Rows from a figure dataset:
▼

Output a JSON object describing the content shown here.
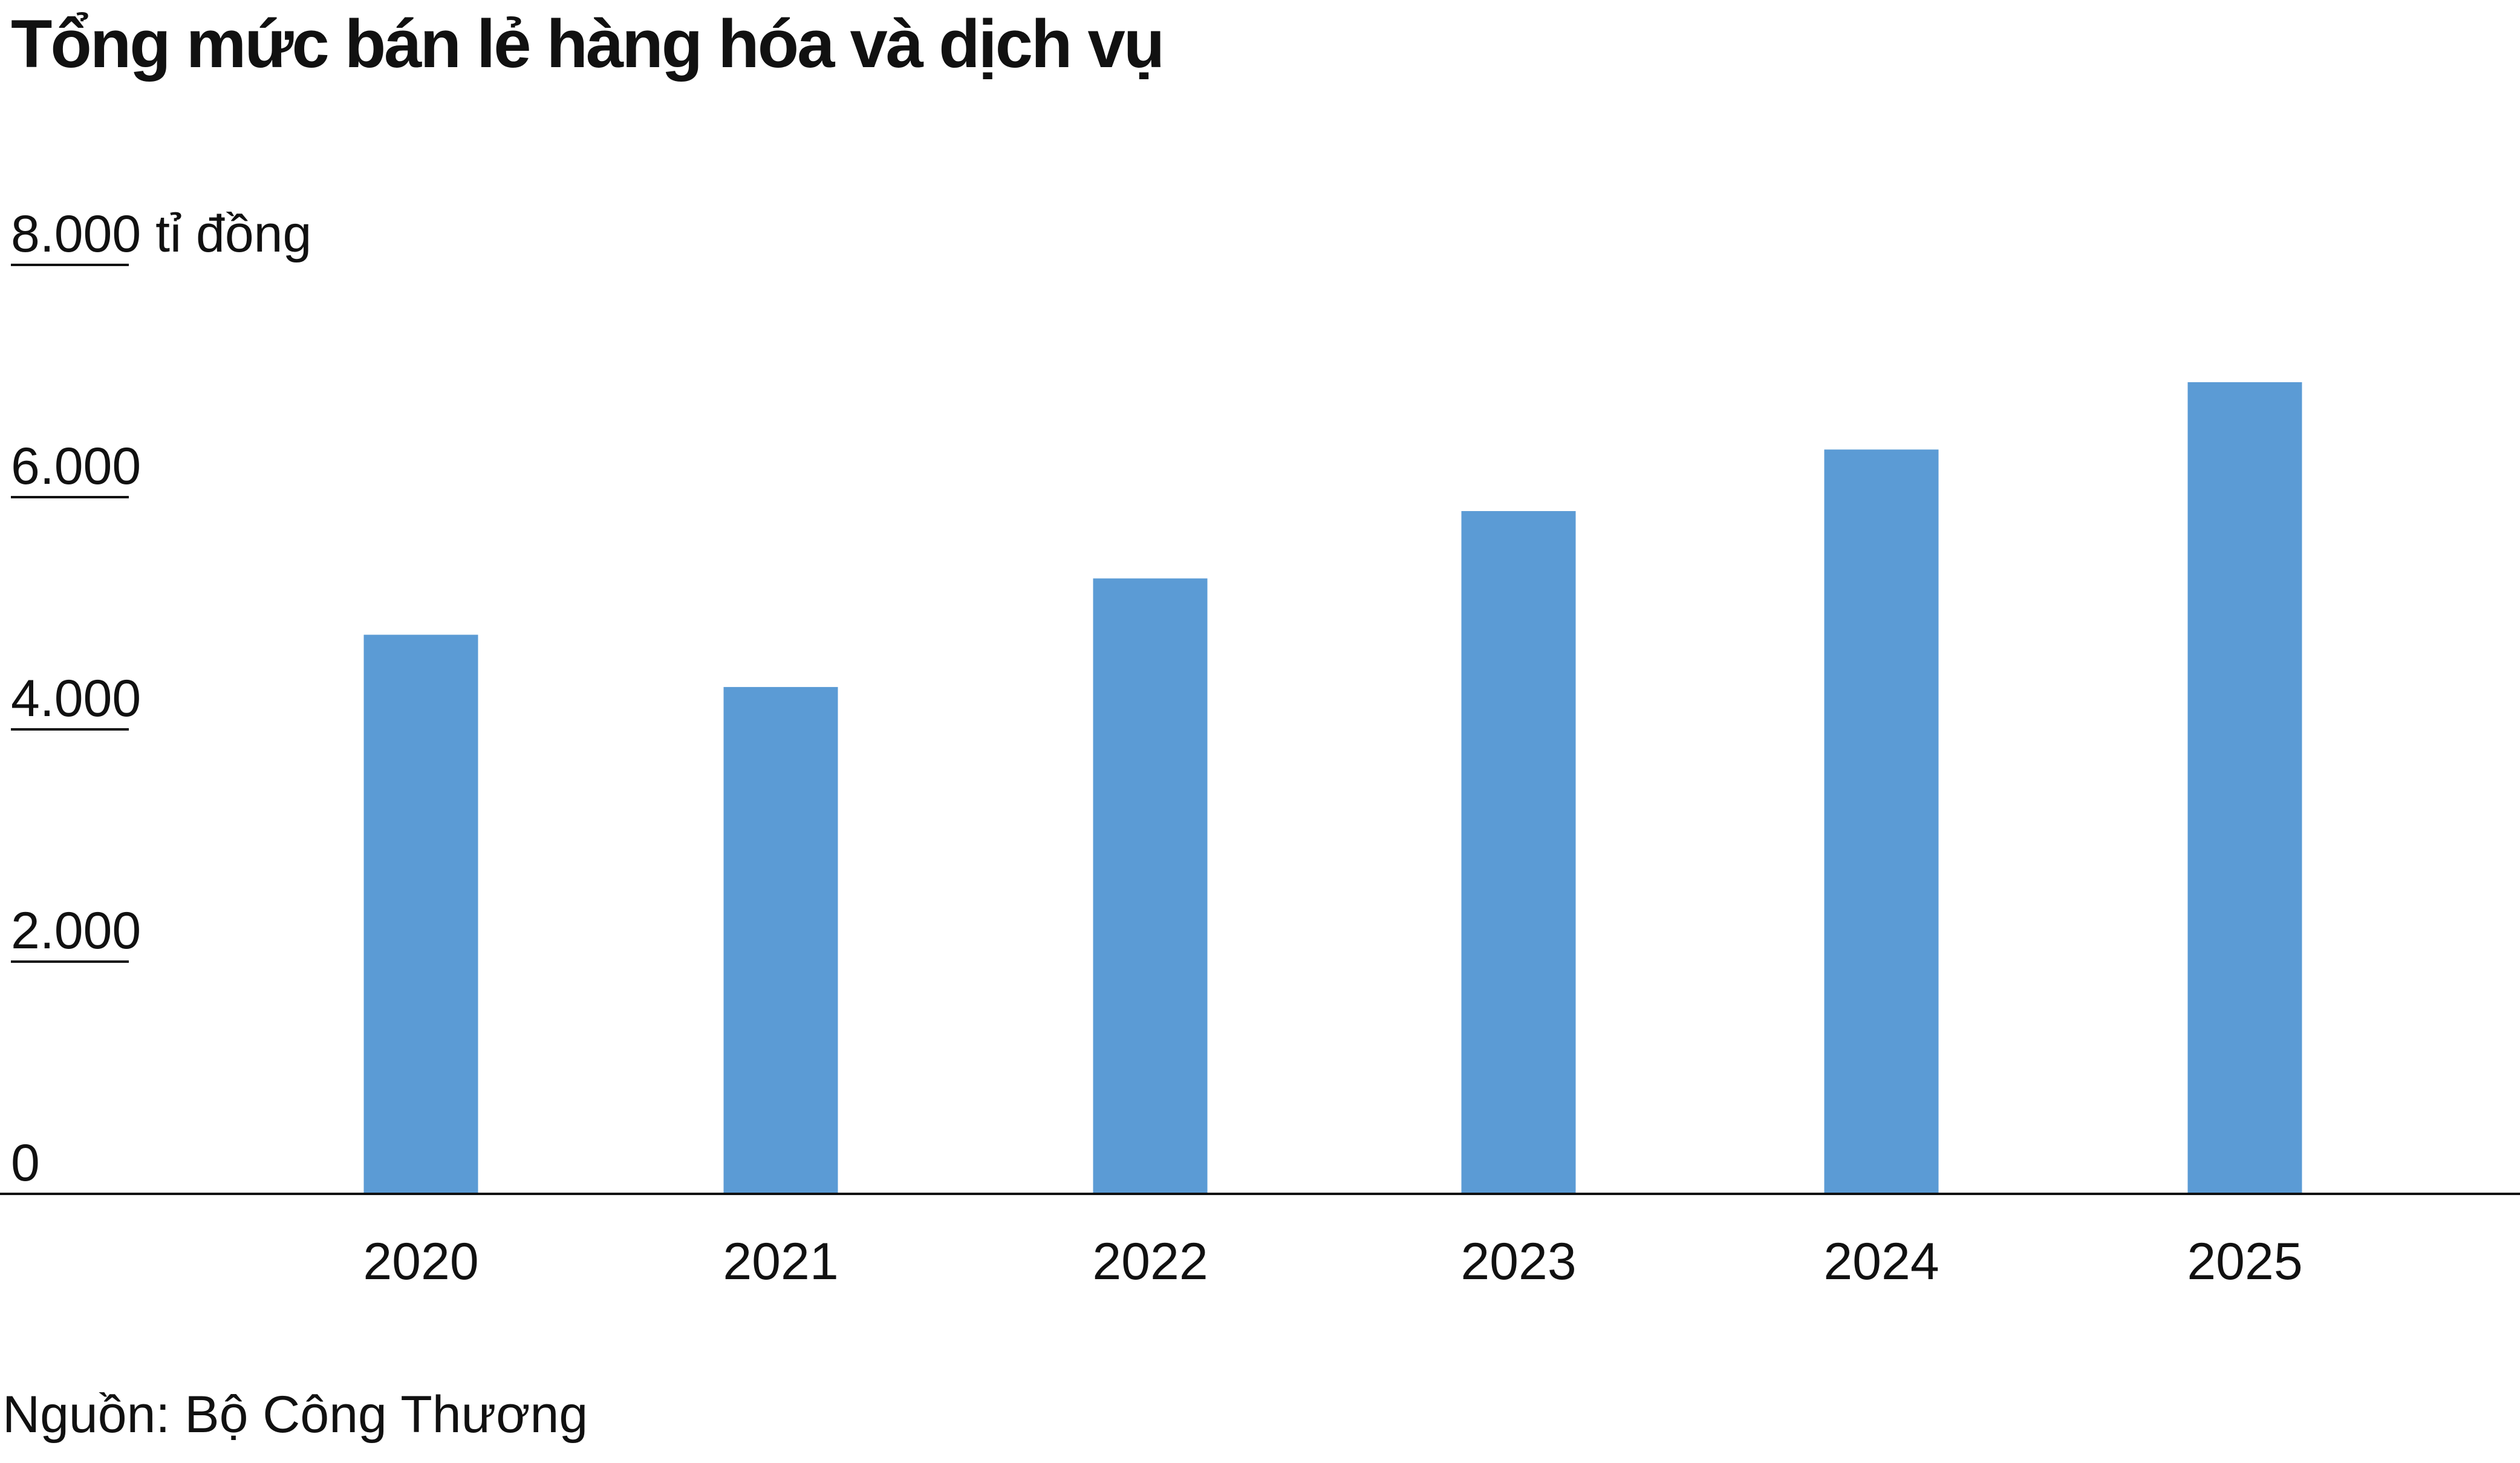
{
  "title": "Tổng mức bán lẻ hàng hóa và dịch vụ",
  "source": "Nguồn: Bộ Công Thương",
  "chart_data": {
    "type": "bar",
    "title": "Tổng mức bán lẻ hàng hóa và dịch vụ",
    "unit_label": "tỉ đồng",
    "categories": [
      "2020",
      "2021",
      "2022",
      "2023",
      "2024",
      "2025"
    ],
    "values": [
      4815,
      4365,
      5300,
      5880,
      6410,
      6990
    ],
    "ylim": [
      0,
      8000
    ],
    "yticks": [
      0,
      2000,
      4000,
      6000,
      8000
    ],
    "ytick_labels": [
      "0",
      "2.000",
      "4.000",
      "6.000",
      "8.000 tỉ đồng"
    ],
    "grid": false,
    "legend": "none",
    "bar_color": "#5b9bd5"
  }
}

▲

◆ Written task:
Your task is to collect every line above that contains the word "title".

◆ Exercise result:
  "title": "Tổng mức bán lẻ hàng hóa và dịch vụ",
    "title": "Tổng mức bán lẻ hàng hóa và dịch vụ",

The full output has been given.